>> start Record list

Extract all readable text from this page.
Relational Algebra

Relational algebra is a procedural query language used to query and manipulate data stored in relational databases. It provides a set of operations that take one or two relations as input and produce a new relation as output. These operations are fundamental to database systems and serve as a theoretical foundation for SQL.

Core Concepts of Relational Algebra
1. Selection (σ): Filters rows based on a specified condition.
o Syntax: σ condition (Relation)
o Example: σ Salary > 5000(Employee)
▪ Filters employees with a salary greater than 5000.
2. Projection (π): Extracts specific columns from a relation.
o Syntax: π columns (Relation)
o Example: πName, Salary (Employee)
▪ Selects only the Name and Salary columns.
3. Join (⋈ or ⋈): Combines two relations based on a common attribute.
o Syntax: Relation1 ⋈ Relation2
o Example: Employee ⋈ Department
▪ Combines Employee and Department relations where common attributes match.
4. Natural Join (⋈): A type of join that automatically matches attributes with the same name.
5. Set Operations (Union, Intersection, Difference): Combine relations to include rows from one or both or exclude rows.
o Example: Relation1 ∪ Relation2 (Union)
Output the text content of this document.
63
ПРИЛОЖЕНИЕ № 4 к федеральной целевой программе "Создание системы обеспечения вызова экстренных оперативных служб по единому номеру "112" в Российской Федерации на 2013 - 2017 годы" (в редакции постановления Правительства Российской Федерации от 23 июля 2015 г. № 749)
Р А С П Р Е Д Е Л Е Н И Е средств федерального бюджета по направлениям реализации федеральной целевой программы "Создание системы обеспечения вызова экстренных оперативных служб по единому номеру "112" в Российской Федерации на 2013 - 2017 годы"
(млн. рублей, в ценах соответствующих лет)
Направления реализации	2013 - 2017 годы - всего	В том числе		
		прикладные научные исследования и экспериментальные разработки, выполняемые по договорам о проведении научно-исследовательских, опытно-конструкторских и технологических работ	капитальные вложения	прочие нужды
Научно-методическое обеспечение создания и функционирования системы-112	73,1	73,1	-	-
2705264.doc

>> end Record list

Above are the records; retype every one exactly.

Extract all readable text from this page.
Relational Algebra

Relational algebra is a procedural query language used to query and manipulate data stored in relational databases. It provides a set of operations that take one or two relations as input and produce a new relation as output. These operations are fundamental to database systems and serve as a theoretical foundation for SQL.

Core Concepts of Relational Algebra
1. Selection (σ): Filters rows based on a specified condition.
o Syntax: σ condition (Relation)
o Example: σ Salary > 5000(Employee)
▪ Filters employees with a salary greater than 5000.
2. Projection (π): Extracts specific columns from a relation.
o Syntax: π columns (Relation)
o Example: πName, Salary (Employee)
▪ Selects only the Name and Salary columns.
3. Join (⋈ or ⋈): Combines two relations based on a common attribute.
o Syntax: Relation1 ⋈ Relation2
o Example: Employee ⋈ Department
▪ Combines Employee and Department relations where common attributes match.
4. Natural Join (⋈): A type of join that automatically matches attributes with the same name.
5. Set Operations (Union, Intersection, Difference): Combine relations to include rows from one or both or exclude rows.
o Example: Relation1 ∪ Relation2 (Union)
Output the text content of this document.
63
ПРИЛОЖЕНИЕ № 4 к федеральной целевой программе "Создание системы обеспечения вызова экстренных оперативных служб по единому номеру "112" в Российской Федерации на 2013 - 2017 годы" (в редакции постановления Правительства Российской Федерации от 23 июля 2015 г. № 749)
Р А С П Р Е Д Е Л Е Н И Е средств федерального бюджета по направлениям реализации федеральной целевой программы "Создание системы обеспечения вызова экстренных оперативных служб по единому номеру "112" в Российской Федерации на 2013 - 2017 годы"
(млн. рублей, в ценах соответствующих лет)
Направления реализации	2013 - 2017 годы - всего	В том числе		
		прикладные научные исследования и экспериментальные разработки, выполняемые по договорам о проведении научно-исследовательских, опытно-конструкторских и технологических работ	капитальные вложения	прочие нужды
Научно-методическое обеспечение создания и функционирования системы-112	73,1	73,1	-	-
2705264.doc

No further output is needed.